◆ **WRITTEN INSTRUCTION A**:
According to the security review, how many bits of randomness does the document recommend for the OVERLAY_ID parameter?
◆ **WRITTEN INSTRUCTION B**:
From the security review, reproduce word for word the passage that opens with the words containing "- Obviously a" and closes with "instatiation?".

I have reviewed this document as part of the security directorate's
ongoing effort to review all IETF documents being processed by the
IESG.  These comments were written primarily for the benefit of the
security area directors.  Document editors and WG chairs should treat
these comments just like any other last call comments.

I have not been keeping up with the discussions of this working group.  I 
read through this document and skimmed through RFC-5201.  I remain 
confused on a couple of topics.  If they are explained somewhere, please 
just give me a general pointer and don't bother explaining to me (as I 
will likely continue to not keep up with this WG. :-)

- Obviously a host can join two HIP instantitions.  What happens when the 
overlay identifiers conflict?  Must the overlay identifiers be globally 
unique or can they have local context?

- When a host joins a HIP instantiation, is this exclusive?  Can a host 
that has joined a HIP instantiation continue to directly communicate with 
IPv4 and IPv6 hosts or must it communicate through a gateway?  Here I'm 
thinking of a device that fires up IPsec - in my experience the policy is 
to encrypt all traffic to the gateway and then let the gateway forward 
traffic.  Is this what is envisioned for a client joining a HIP 
instatiation?

The only real security concern I have in the document is in section 6.1, 
where you RECOMMEND 32 bits of randomness be used in the OVERLAY_ID 
parameter.  I don't understand why this is recommended or what purpose it 
may have.  What I'm saying is that even if you have 2 HIP BONE instances 
throughout the Internet, there is a non-zero chance that the OVERLAY_ID 
parameters will be identical unless people intervene and choose the 
values.  The chances increase with more instances regardless of how many 
bits of randomness you may recommend - reference the "birthday attack".

Stored records:
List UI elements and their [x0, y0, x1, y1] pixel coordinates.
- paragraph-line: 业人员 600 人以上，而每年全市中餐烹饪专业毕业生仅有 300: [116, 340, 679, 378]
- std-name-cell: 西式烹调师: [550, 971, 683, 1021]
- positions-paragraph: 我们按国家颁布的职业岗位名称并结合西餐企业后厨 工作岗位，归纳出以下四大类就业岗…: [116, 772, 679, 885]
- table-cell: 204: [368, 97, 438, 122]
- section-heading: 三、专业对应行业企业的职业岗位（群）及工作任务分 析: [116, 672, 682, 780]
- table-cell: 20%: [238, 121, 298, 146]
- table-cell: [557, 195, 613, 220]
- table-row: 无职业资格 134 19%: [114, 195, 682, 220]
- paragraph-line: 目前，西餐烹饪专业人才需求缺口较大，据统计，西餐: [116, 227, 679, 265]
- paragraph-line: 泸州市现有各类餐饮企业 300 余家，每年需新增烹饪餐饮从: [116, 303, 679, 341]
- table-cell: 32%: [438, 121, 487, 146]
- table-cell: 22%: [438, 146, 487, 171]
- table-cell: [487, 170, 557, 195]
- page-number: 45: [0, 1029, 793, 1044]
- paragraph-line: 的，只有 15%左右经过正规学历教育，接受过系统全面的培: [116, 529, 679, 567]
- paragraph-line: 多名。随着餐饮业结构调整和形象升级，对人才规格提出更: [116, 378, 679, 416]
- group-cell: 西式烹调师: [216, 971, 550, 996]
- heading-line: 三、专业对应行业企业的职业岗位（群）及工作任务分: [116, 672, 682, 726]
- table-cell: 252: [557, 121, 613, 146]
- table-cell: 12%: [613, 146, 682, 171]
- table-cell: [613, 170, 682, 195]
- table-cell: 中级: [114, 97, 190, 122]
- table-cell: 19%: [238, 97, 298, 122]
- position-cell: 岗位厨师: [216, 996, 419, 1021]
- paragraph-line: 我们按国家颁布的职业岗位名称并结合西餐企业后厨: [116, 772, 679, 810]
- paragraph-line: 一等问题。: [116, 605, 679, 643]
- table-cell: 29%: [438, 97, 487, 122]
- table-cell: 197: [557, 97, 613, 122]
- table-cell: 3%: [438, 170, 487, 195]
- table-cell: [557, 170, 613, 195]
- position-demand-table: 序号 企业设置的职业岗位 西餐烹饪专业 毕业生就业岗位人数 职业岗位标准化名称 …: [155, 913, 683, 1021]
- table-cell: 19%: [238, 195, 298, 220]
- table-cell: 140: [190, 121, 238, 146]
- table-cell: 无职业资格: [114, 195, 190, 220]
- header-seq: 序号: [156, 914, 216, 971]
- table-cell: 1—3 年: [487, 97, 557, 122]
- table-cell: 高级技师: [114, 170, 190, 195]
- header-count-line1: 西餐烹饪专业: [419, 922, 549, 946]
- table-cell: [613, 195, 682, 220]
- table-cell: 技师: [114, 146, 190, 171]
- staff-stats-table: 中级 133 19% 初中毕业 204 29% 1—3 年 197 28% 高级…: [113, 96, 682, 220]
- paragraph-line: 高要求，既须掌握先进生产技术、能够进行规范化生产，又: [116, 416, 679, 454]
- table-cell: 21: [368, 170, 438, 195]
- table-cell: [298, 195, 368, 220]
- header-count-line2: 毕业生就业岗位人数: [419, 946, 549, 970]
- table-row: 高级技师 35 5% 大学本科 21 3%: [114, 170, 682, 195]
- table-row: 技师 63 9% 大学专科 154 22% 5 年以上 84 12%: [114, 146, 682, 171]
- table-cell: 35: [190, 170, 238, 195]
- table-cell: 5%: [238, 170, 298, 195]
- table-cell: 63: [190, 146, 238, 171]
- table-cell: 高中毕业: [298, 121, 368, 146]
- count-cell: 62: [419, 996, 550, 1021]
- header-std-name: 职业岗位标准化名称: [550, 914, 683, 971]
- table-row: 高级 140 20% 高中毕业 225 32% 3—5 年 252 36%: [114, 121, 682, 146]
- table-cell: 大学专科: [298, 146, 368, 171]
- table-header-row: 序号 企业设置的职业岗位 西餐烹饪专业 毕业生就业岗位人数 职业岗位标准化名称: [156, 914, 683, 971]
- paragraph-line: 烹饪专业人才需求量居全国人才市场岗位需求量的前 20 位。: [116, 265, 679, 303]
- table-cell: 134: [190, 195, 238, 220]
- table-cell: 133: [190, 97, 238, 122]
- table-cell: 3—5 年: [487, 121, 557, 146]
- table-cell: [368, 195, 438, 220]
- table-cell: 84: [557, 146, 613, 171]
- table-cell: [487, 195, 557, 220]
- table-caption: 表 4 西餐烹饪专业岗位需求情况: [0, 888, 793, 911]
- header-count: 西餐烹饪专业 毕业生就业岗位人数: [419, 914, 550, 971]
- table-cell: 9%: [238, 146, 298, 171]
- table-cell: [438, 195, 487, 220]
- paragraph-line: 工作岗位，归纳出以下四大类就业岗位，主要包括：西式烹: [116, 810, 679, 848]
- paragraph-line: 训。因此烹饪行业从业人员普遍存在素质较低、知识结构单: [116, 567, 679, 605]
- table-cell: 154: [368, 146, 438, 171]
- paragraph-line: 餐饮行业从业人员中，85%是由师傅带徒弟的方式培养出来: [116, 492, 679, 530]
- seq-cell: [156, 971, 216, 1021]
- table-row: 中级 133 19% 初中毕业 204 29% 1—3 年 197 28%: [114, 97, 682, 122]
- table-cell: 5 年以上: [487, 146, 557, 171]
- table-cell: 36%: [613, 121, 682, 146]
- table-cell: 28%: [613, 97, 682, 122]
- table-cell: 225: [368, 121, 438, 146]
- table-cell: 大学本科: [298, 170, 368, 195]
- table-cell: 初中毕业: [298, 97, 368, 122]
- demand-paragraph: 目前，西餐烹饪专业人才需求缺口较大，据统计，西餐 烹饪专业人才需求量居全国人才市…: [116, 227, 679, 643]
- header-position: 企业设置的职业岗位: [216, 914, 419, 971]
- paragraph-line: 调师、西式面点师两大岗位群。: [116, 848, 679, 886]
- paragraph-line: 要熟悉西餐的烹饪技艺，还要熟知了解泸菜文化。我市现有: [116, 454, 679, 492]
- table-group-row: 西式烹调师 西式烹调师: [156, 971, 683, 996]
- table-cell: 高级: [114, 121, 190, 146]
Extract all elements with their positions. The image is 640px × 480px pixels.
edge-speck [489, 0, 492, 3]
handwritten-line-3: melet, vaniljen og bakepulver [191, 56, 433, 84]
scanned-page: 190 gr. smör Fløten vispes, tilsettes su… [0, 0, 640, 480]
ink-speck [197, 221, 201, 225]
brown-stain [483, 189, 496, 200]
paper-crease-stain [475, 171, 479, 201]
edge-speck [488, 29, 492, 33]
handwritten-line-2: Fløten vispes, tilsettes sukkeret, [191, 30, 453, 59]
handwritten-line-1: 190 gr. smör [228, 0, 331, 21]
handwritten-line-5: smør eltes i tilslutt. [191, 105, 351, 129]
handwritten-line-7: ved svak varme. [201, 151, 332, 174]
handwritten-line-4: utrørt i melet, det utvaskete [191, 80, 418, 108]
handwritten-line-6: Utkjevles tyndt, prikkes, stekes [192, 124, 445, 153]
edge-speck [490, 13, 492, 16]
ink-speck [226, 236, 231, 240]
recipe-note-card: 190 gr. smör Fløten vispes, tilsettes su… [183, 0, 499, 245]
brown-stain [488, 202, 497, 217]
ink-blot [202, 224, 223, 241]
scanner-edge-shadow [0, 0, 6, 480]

◆ **COMPLETE RESPONSE A**:
32 bits.

◆ **COMPLETE RESPONSE B**:
- Obviously a host can join two HIP instantitions.  What happens when the 
overlay identifiers conflict?  Must the overlay identifiers be globally 
unique or can they have local context?

- When a host joins a HIP instantiation, is this exclusive?  Can a host 
that has joined a HIP instantiation continue to directly communicate with 
IPv4 and IPv6 hosts or must it communicate through a gateway?  Here I'm 
thinking of a device that fires up IPsec - in my experience the policy is 
to encrypt all traffic to the gateway and then let the gateway forward 
traffic.  Is this what is envisioned for a client joining a HIP 
instatiation?